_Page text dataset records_

**********

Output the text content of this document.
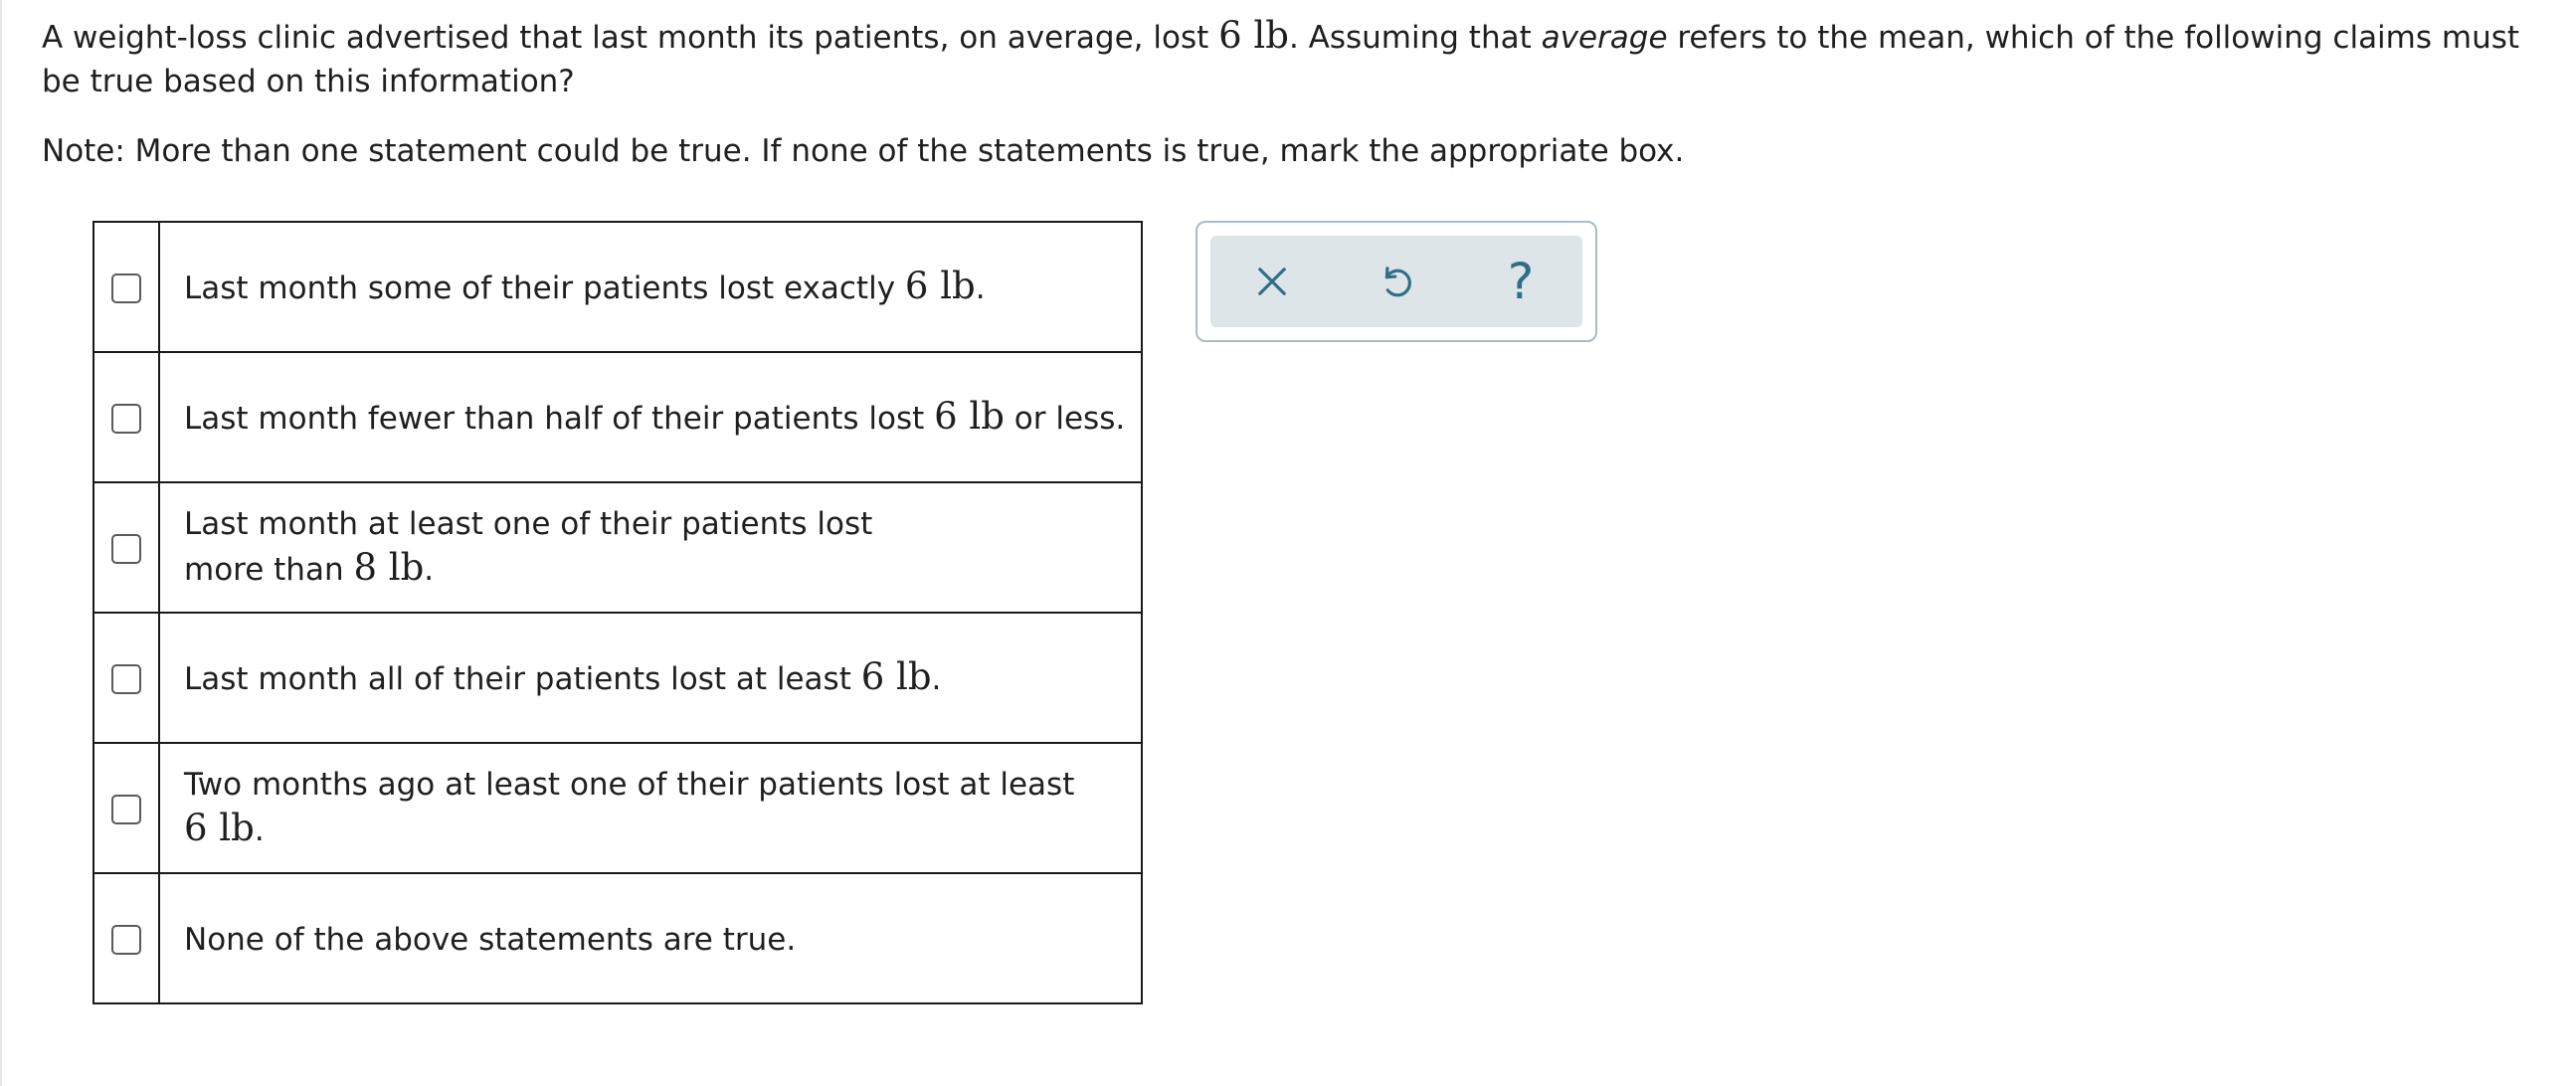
A weight-loss clinic advertised that last month its patients, on average, lost 6 lb. Assuming that average refers to the mean, which of the following claims must be true based on this information?
Note: More than one statement could be true. If none of the statements is true, mark the appropriate box.
	Last month some of their patients lost exactly 6 lb.
	Last month fewer than half of their patients lost 6 lb or less.
	Last month at least one of their patients lost more than 8 lb.
	Last month all of their patients lost at least 6 lb.
	Two months ago at least one of their patients lost at least 6 lb.
	None of the above statements are true.
?
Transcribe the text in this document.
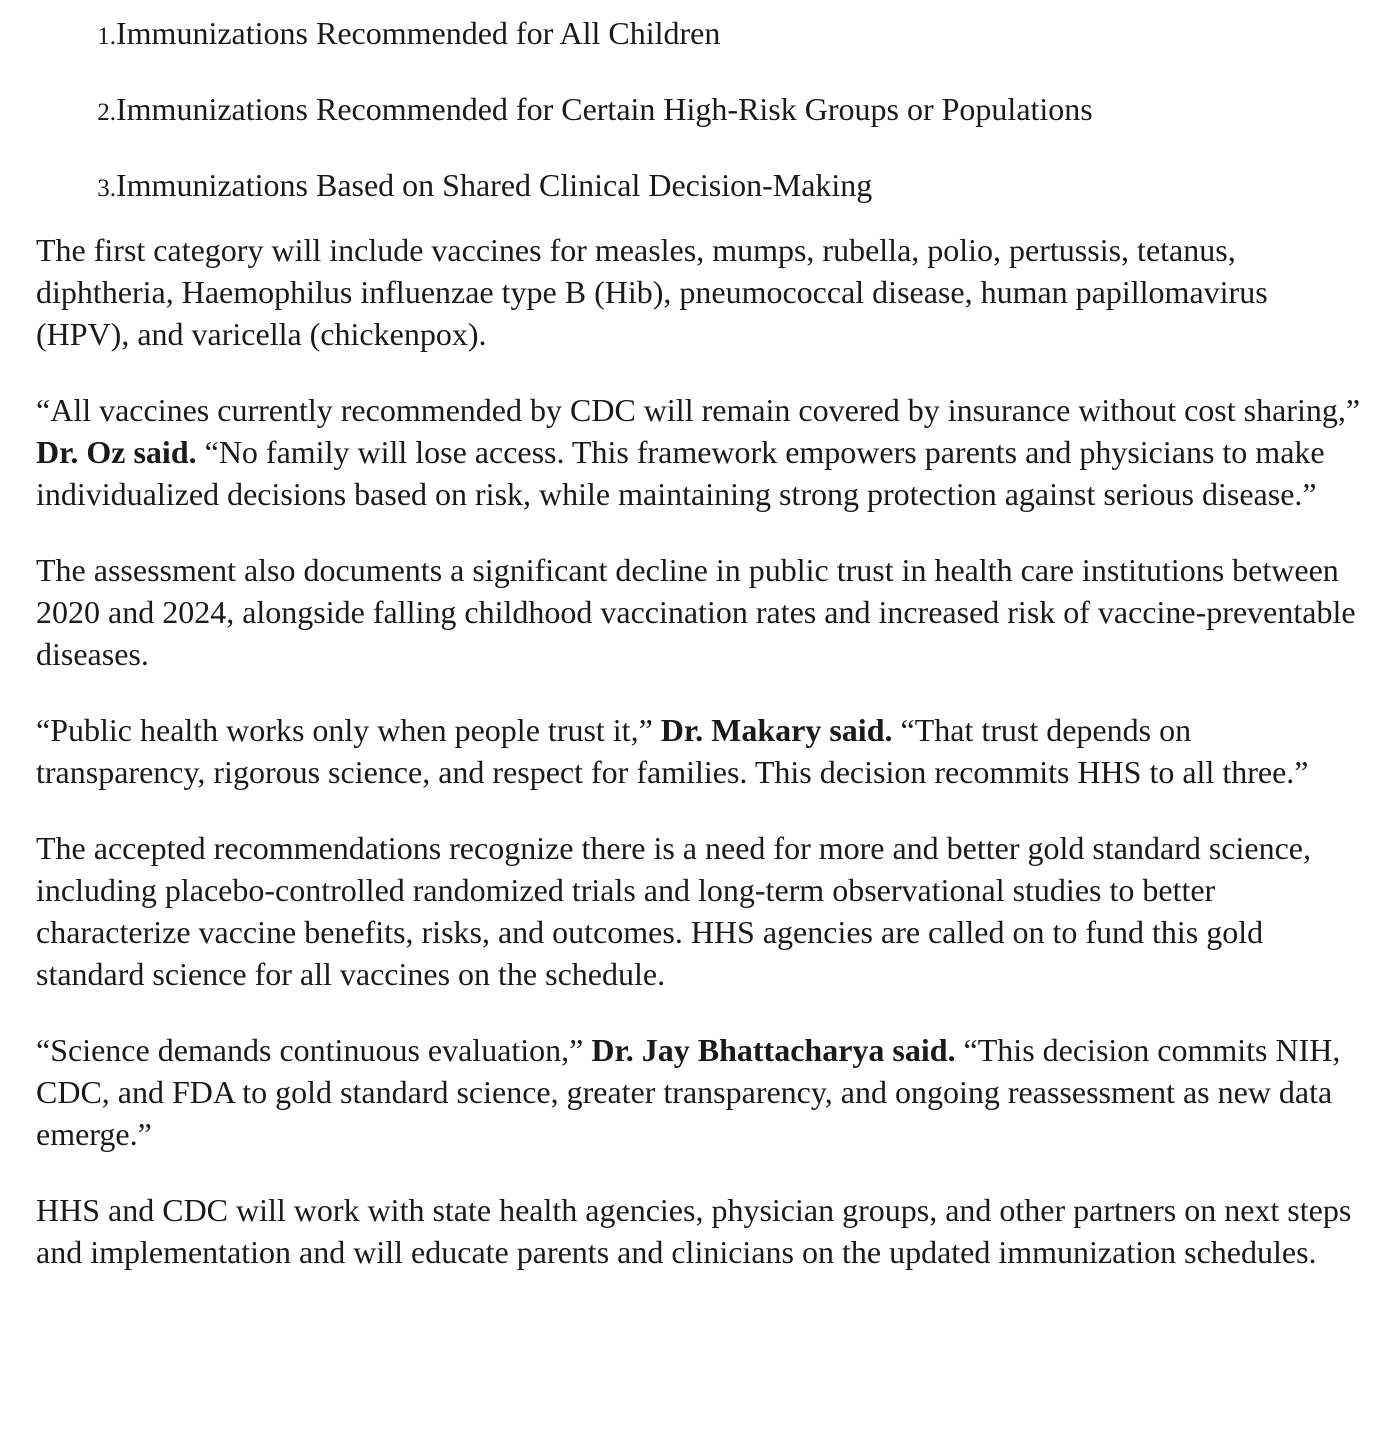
1. Immunizations Recommended for All Children
2. Immunizations Recommended for Certain High-Risk Groups or Populations
3. Immunizations Based on Shared Clinical Decision-Making

The first category will include vaccines for measles, mumps, rubella, polio, pertussis, tetanus, diphtheria, Haemophilus influenzae type B (Hib), pneumococcal disease, human papillomavirus (HPV), and varicella (chickenpox).

“All vaccines currently recommended by CDC will remain covered by insurance without cost sharing,” Dr. Oz said. “No family will lose access. This framework empowers parents and physicians to make individualized decisions based on risk, while maintaining strong protection against serious disease.”

The assessment also documents a significant decline in public trust in health care institutions between 2020 and 2024, alongside falling childhood vaccination rates and increased risk of vaccine-preventable diseases.

“Public health works only when people trust it,” Dr. Makary said. “That trust depends on transparency, rigorous science, and respect for families. This decision recommits HHS to all three.”

The accepted recommendations recognize there is a need for more and better gold standard science, including placebo-controlled randomized trials and long-term observational studies to better characterize vaccine benefits, risks, and outcomes. HHS agencies are called on to fund this gold standard science for all vaccines on the schedule.

“Science demands continuous evaluation,” Dr. Jay Bhattacharya said. “This decision commits NIH, CDC, and FDA to gold standard science, greater transparency, and ongoing reassessment as new data emerge.”

HHS and CDC will work with state health agencies, physician groups, and other partners on next steps and implementation and will educate parents and clinicians on the updated immunization schedules.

**********

_What you will do_
What you should produce is an exact copy of the records, with the pictures left out.

_Answer to this task_
Output the text content of this document.
A weight-loss clinic advertised that last month its patients, on average, lost 6 lb. Assuming that average refers to the mean, which of the following claims must be true based on this information?
Note: More than one statement could be true. If none of the statements is true, mark the appropriate box.
	Last month some of their patients lost exactly 6 lb.
	Last month fewer than half of their patients lost 6 lb or less.
	Last month at least one of their patients lost more than 8 lb.
	Last month all of their patients lost at least 6 lb.
	Two months ago at least one of their patients lost at least 6 lb.
	None of the above statements are true.
?
Transcribe the text in this document.
1. Immunizations Recommended for All Children
2. Immunizations Recommended for Certain High-Risk Groups or Populations
3. Immunizations Based on Shared Clinical Decision-Making

The first category will include vaccines for measles, mumps, rubella, polio, pertussis, tetanus, diphtheria, Haemophilus influenzae type B (Hib), pneumococcal disease, human papillomavirus (HPV), and varicella (chickenpox).

“All vaccines currently recommended by CDC will remain covered by insurance without cost sharing,” Dr. Oz said. “No family will lose access. This framework empowers parents and physicians to make individualized decisions based on risk, while maintaining strong protection against serious disease.”

The assessment also documents a significant decline in public trust in health care institutions between 2020 and 2024, alongside falling childhood vaccination rates and increased risk of vaccine-preventable diseases.

“Public health works only when people trust it,” Dr. Makary said. “That trust depends on transparency, rigorous science, and respect for families. This decision recommits HHS to all three.”

The accepted recommendations recognize there is a need for more and better gold standard science, including placebo-controlled randomized trials and long-term observational studies to better characterize vaccine benefits, risks, and outcomes. HHS agencies are called on to fund this gold standard science for all vaccines on the schedule.

“Science demands continuous evaluation,” Dr. Jay Bhattacharya said. “This decision commits NIH, CDC, and FDA to gold standard science, greater transparency, and ongoing reassessment as new data emerge.”

HHS and CDC will work with state health agencies, physician groups, and other partners on next steps and implementation and will educate parents and clinicians on the updated immunization schedules.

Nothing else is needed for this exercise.